Find each line with the string "structure" and copy it.

* BEGIN RECORDS SHOWN *

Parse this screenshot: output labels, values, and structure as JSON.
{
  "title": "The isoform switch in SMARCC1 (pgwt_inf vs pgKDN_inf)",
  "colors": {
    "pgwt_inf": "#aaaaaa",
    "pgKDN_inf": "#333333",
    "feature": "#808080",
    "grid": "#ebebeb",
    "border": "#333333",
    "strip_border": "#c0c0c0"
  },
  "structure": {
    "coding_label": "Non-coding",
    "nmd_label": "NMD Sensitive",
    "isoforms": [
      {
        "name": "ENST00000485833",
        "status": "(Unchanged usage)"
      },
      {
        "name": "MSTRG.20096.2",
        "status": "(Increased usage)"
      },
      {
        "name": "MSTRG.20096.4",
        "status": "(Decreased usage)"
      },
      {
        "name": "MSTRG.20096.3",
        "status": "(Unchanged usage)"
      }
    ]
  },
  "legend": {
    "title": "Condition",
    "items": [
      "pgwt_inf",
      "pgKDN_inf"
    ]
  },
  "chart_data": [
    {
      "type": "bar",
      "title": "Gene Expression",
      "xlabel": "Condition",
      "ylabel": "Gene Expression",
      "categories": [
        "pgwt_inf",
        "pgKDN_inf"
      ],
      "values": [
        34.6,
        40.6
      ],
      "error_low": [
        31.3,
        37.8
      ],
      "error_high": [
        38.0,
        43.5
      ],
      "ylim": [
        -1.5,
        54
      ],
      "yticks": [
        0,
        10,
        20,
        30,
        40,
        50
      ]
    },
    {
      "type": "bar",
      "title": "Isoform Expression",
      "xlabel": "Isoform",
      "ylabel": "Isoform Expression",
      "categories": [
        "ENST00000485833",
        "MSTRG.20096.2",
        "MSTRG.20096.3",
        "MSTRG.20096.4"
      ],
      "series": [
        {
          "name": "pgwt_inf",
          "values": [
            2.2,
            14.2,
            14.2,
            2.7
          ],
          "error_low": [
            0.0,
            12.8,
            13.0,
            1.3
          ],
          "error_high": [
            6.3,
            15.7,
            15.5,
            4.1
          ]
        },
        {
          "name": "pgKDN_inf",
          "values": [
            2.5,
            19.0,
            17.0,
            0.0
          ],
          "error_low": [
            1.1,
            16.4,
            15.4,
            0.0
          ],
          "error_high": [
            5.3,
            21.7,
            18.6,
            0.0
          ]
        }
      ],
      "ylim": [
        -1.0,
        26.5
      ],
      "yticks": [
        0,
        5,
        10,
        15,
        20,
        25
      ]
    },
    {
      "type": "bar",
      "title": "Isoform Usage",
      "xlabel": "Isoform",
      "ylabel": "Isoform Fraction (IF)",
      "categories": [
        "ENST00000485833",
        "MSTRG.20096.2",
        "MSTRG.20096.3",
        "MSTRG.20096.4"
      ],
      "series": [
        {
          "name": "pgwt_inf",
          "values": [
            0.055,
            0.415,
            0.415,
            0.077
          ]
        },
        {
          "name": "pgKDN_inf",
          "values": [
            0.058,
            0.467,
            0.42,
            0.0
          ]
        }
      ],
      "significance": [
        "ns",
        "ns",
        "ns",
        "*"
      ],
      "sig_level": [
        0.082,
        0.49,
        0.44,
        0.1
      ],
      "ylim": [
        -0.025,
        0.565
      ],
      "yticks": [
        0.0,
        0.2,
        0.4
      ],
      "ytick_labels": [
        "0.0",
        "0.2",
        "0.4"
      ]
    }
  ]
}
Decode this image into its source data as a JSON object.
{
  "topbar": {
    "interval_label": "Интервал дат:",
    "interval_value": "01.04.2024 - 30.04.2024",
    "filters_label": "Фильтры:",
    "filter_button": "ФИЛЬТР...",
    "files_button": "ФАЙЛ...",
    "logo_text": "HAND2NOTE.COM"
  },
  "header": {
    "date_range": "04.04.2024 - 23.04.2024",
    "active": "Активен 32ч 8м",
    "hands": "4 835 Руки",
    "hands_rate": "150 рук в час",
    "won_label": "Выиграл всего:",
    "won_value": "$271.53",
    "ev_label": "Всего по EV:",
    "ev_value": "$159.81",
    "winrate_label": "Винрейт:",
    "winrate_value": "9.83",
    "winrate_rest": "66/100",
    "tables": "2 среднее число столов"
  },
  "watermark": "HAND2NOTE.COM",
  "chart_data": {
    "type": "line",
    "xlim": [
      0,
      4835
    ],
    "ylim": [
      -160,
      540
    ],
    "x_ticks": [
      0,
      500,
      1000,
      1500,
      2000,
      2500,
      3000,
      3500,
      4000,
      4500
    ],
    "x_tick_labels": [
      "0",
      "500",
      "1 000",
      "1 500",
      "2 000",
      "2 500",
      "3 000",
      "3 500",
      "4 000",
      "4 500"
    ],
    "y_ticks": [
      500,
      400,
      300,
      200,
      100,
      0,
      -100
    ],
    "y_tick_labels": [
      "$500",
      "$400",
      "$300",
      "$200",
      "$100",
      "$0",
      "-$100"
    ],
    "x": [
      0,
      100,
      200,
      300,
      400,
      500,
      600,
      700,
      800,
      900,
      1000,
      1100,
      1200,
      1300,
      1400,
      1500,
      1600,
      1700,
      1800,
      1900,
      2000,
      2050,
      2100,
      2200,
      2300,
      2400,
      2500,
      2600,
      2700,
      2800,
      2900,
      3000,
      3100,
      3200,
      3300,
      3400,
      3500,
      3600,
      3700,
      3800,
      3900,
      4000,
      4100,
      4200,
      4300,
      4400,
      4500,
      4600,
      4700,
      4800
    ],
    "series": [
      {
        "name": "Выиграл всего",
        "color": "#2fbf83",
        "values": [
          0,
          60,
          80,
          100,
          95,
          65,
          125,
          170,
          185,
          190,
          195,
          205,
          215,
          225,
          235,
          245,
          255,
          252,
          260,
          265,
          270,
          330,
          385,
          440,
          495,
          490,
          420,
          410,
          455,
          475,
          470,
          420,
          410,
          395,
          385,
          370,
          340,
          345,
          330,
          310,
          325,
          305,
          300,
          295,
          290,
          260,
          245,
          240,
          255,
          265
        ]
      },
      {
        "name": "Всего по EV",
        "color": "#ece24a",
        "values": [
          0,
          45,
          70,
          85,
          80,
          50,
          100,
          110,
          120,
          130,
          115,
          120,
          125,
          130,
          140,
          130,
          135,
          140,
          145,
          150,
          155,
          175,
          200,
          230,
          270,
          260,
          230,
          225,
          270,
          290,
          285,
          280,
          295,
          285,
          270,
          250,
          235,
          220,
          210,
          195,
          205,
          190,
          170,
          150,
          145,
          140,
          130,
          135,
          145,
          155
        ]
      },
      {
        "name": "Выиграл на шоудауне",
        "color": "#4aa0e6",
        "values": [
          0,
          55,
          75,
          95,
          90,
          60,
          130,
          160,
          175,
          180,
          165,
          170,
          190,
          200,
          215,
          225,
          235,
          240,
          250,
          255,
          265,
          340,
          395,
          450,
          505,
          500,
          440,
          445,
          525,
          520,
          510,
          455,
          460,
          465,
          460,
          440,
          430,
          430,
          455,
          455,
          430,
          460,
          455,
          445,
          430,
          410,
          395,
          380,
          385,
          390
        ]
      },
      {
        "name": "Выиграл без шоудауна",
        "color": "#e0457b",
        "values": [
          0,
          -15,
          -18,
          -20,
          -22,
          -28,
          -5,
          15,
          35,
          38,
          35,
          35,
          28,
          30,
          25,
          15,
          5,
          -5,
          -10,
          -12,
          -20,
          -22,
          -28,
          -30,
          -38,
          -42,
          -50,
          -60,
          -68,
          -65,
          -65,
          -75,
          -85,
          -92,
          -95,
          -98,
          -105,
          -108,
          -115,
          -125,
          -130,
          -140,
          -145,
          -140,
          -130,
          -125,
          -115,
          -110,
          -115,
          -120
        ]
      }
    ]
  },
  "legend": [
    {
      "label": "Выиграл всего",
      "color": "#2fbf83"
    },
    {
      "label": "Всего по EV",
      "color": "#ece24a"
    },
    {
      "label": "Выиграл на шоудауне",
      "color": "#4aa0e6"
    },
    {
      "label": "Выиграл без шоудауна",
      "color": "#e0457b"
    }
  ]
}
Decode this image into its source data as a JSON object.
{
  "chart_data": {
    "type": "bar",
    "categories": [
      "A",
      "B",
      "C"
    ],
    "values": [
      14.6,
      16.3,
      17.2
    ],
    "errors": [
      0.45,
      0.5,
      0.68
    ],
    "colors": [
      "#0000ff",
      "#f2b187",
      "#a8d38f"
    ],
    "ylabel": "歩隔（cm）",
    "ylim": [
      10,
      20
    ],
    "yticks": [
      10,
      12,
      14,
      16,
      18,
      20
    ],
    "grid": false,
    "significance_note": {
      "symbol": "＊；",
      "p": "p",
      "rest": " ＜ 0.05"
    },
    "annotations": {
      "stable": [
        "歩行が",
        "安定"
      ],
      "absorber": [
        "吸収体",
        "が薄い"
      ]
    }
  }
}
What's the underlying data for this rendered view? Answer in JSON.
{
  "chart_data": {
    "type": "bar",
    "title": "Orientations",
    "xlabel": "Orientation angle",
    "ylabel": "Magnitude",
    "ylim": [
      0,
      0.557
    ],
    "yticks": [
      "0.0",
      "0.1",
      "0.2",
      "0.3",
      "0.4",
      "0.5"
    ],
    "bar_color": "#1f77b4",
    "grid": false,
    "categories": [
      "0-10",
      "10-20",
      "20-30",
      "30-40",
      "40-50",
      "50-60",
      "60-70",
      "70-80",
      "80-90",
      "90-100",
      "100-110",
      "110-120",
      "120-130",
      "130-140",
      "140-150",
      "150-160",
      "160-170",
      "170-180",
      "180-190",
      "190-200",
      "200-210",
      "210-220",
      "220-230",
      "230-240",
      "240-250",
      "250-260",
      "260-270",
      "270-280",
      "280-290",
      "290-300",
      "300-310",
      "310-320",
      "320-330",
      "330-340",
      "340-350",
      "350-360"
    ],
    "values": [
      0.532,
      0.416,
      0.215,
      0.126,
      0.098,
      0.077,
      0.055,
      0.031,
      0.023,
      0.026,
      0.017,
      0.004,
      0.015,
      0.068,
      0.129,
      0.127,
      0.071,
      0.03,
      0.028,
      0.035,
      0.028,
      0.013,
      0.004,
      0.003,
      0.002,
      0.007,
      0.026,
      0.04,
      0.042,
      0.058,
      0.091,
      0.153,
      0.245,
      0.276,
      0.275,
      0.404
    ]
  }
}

* END RECORDS SHOWN *

RESULT OF THIS TASK:
Parse this screenshot: output labels, values, and structure as JSON.
  "structure": {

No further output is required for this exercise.